Exercise ▸ Every record must be repeated exactly; omit any pictures they contain.

Input for this task ▸
=-=-=-=-=

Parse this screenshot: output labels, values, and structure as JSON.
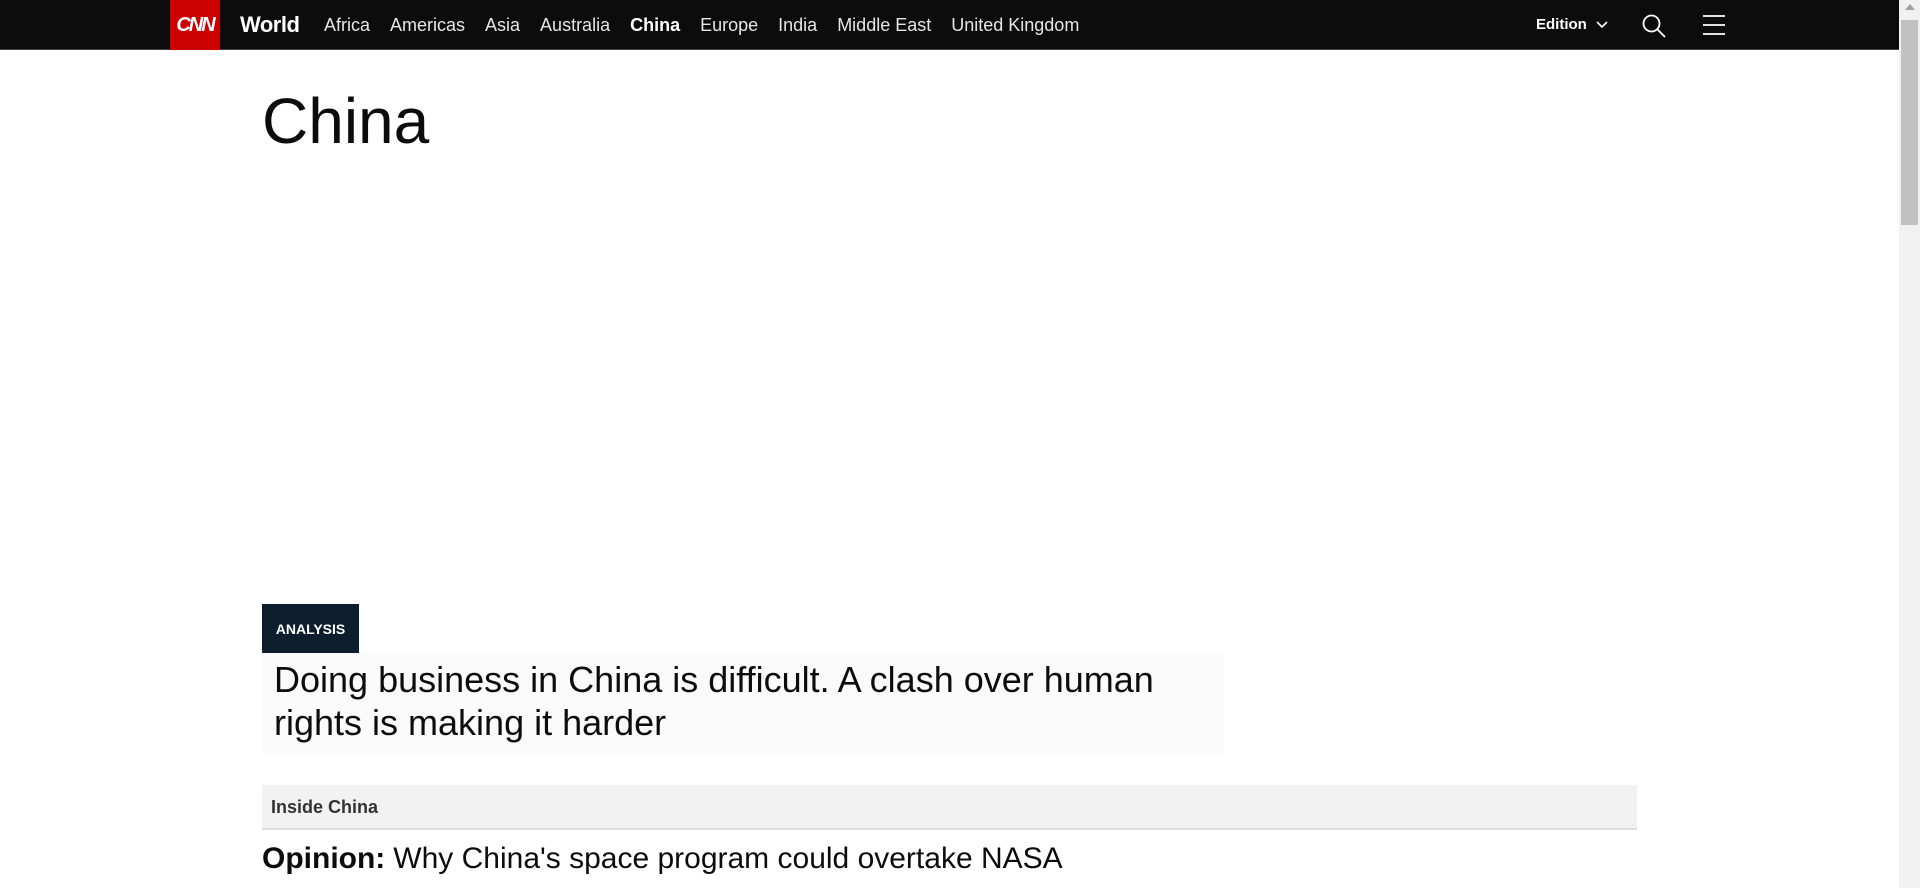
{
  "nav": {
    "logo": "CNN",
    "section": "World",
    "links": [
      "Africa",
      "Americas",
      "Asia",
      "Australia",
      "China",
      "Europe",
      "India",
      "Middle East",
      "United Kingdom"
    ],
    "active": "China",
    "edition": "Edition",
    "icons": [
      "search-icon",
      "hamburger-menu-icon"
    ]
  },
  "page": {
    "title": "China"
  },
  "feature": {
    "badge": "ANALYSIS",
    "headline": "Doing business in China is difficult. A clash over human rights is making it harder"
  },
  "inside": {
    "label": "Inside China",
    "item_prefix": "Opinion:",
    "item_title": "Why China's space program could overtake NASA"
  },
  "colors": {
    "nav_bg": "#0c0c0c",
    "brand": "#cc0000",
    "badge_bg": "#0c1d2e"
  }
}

=-=-=-=-=

Result of this exercise ▸
Parse this screenshot: output labels, values, and structure as JSON.
{
  "nav": {
    "logo": "CNN",
    "section": "World",
    "links": [
      "Africa",
      "Americas",
      "Asia",
      "Australia",
      "China",
      "Europe",
      "India",
      "Middle East",
      "United Kingdom"
    ],
    "active": "China",
    "edition": "Edition",
    "icons": [
      "search-icon",
      "hamburger-menu-icon"
    ]
  },
  "page": {
    "title": "China"
  },
  "feature": {
    "badge": "ANALYSIS",
    "headline": "Doing business in China is difficult. A clash over human rights is making it harder"
  },
  "inside": {
    "label": "Inside China",
    "item_prefix": "Opinion:",
    "item_title": "Why China's space program could overtake NASA"
  },
  "colors": {
    "nav_bg": "#0c0c0c",
    "brand": "#cc0000",
    "badge_bg": "#0c1d2e"
  }
}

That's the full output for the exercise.